● **Directions**
Provide an exact transcription of all the records.

● **Provided data**
- - - - -

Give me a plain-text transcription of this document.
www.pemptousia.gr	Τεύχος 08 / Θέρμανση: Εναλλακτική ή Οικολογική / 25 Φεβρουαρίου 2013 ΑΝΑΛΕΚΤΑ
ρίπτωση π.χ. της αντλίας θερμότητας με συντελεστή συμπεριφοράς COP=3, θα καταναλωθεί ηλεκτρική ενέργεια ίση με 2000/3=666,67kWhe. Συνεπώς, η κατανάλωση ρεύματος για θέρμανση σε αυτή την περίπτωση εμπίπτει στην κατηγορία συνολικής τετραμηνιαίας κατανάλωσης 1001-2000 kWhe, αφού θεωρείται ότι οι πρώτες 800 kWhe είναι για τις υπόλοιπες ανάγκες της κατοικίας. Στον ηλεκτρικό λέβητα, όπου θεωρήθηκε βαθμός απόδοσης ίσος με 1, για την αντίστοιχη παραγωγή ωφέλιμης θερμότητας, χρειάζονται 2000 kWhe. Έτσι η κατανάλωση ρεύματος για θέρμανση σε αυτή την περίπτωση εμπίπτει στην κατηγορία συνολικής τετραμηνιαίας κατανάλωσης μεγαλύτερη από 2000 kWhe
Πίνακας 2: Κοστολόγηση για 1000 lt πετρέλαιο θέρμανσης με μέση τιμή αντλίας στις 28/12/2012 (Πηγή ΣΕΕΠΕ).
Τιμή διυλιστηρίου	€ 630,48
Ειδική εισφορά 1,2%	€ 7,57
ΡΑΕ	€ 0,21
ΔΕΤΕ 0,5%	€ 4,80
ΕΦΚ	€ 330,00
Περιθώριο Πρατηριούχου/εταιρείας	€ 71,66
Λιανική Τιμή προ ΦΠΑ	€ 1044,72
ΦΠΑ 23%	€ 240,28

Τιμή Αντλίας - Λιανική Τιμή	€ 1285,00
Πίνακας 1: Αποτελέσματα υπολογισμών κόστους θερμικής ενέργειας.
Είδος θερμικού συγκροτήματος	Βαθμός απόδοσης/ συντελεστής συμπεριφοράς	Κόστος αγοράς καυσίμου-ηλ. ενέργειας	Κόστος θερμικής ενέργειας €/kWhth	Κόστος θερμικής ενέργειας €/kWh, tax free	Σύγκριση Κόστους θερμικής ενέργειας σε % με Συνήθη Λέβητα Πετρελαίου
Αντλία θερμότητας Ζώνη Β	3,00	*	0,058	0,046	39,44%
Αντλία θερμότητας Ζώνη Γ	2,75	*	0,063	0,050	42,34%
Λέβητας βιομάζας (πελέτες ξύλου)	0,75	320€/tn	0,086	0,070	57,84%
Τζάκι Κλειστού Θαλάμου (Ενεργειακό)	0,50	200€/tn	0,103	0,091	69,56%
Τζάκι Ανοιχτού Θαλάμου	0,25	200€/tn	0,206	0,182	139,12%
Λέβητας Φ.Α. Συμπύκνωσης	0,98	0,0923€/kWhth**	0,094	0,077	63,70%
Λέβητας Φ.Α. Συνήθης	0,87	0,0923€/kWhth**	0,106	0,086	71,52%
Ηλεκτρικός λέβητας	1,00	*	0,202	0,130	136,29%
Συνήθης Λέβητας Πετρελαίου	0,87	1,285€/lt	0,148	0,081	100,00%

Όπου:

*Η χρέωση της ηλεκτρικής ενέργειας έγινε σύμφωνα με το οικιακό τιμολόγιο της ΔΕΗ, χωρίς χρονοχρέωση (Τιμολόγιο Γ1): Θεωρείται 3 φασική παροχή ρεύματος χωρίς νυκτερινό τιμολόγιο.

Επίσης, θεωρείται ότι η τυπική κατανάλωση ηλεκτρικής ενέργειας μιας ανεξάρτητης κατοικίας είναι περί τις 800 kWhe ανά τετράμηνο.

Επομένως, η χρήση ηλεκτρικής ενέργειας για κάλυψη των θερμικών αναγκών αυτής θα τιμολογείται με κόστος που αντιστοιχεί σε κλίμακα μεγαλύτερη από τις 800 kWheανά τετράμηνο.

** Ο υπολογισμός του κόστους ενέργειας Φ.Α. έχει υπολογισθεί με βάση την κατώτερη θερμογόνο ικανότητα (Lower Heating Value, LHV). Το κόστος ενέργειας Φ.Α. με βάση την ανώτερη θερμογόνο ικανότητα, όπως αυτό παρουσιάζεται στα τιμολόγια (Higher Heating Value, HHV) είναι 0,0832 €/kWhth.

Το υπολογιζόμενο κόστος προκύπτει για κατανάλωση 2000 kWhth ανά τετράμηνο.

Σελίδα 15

- - - - -

● **Output for this task**
Give me a plain-text transcription of this document.
www.pemptousia.gr	Τεύχος 08 / Θέρμανση: Εναλλακτική ή Οικολογική / 25 Φεβρουαρίου 2013 ΑΝΑΛΕΚΤΑ
ρίπτωση π.χ. της αντλίας θερμότητας με συντελεστή συμπεριφοράς COP=3, θα καταναλωθεί ηλεκτρική ενέργεια ίση με 2000/3=666,67kWhe. Συνεπώς, η κατανάλωση ρεύματος για θέρμανση σε αυτή την περίπτωση εμπίπτει στην κατηγορία συνολικής τετραμηνιαίας κατανάλωσης 1001-2000 kWhe, αφού θεωρείται ότι οι πρώτες 800 kWhe είναι για τις υπόλοιπες ανάγκες της κατοικίας. Στον ηλεκτρικό λέβητα, όπου θεωρήθηκε βαθμός απόδοσης ίσος με 1, για την αντίστοιχη παραγωγή ωφέλιμης θερμότητας, χρειάζονται 2000 kWhe. Έτσι η κατανάλωση ρεύματος για θέρμανση σε αυτή την περίπτωση εμπίπτει στην κατηγορία συνολικής τετραμηνιαίας κατανάλωσης μεγαλύτερη από 2000 kWhe
Πίνακας 2: Κοστολόγηση για 1000 lt πετρέλαιο θέρμανσης με μέση τιμή αντλίας στις 28/12/2012 (Πηγή ΣΕΕΠΕ).
Τιμή διυλιστηρίου	€ 630,48
Ειδική εισφορά 1,2%	€ 7,57
ΡΑΕ	€ 0,21
ΔΕΤΕ 0,5%	€ 4,80
ΕΦΚ	€ 330,00
Περιθώριο Πρατηριούχου/εταιρείας	€ 71,66
Λιανική Τιμή προ ΦΠΑ	€ 1044,72
ΦΠΑ 23%	€ 240,28

Τιμή Αντλίας - Λιανική Τιμή	€ 1285,00
Πίνακας 1: Αποτελέσματα υπολογισμών κόστους θερμικής ενέργειας.
Είδος θερμικού συγκροτήματος	Βαθμός απόδοσης/ συντελεστής συμπεριφοράς	Κόστος αγοράς καυσίμου-ηλ. ενέργειας	Κόστος θερμικής ενέργειας €/kWhth	Κόστος θερμικής ενέργειας €/kWh, tax free	Σύγκριση Κόστους θερμικής ενέργειας σε % με Συνήθη Λέβητα Πετρελαίου
Αντλία θερμότητας Ζώνη Β	3,00	*	0,058	0,046	39,44%
Αντλία θερμότητας Ζώνη Γ	2,75	*	0,063	0,050	42,34%
Λέβητας βιομάζας (πελέτες ξύλου)	0,75	320€/tn	0,086	0,070	57,84%
Τζάκι Κλειστού Θαλάμου (Ενεργειακό)	0,50	200€/tn	0,103	0,091	69,56%
Τζάκι Ανοιχτού Θαλάμου	0,25	200€/tn	0,206	0,182	139,12%
Λέβητας Φ.Α. Συμπύκνωσης	0,98	0,0923€/kWhth**	0,094	0,077	63,70%
Λέβητας Φ.Α. Συνήθης	0,87	0,0923€/kWhth**	0,106	0,086	71,52%
Ηλεκτρικός λέβητας	1,00	*	0,202	0,130	136,29%
Συνήθης Λέβητας Πετρελαίου	0,87	1,285€/lt	0,148	0,081	100,00%

Όπου:

*Η χρέωση της ηλεκτρικής ενέργειας έγινε σύμφωνα με το οικιακό τιμολόγιο της ΔΕΗ, χωρίς χρονοχρέωση (Τιμολόγιο Γ1): Θεωρείται 3 φασική παροχή ρεύματος χωρίς νυκτερινό τιμολόγιο.

Επίσης, θεωρείται ότι η τυπική κατανάλωση ηλεκτρικής ενέργειας μιας ανεξάρτητης κατοικίας είναι περί τις 800 kWhe ανά τετράμηνο.

Επομένως, η χρήση ηλεκτρικής ενέργειας για κάλυψη των θερμικών αναγκών αυτής θα τιμολογείται με κόστος που αντιστοιχεί σε κλίμακα μεγαλύτερη από τις 800 kWheανά τετράμηνο.

** Ο υπολογισμός του κόστους ενέργειας Φ.Α. έχει υπολογισθεί με βάση την κατώτερη θερμογόνο ικανότητα (Lower Heating Value, LHV). Το κόστος ενέργειας Φ.Α. με βάση την ανώτερη θερμογόνο ικανότητα, όπως αυτό παρουσιάζεται στα τιμολόγια (Higher Heating Value, HHV) είναι 0,0832 €/kWhth.

Το υπολογιζόμενο κόστος προκύπτει για κατανάλωση 2000 kWhth ανά τετράμηνο.

Σελίδα 15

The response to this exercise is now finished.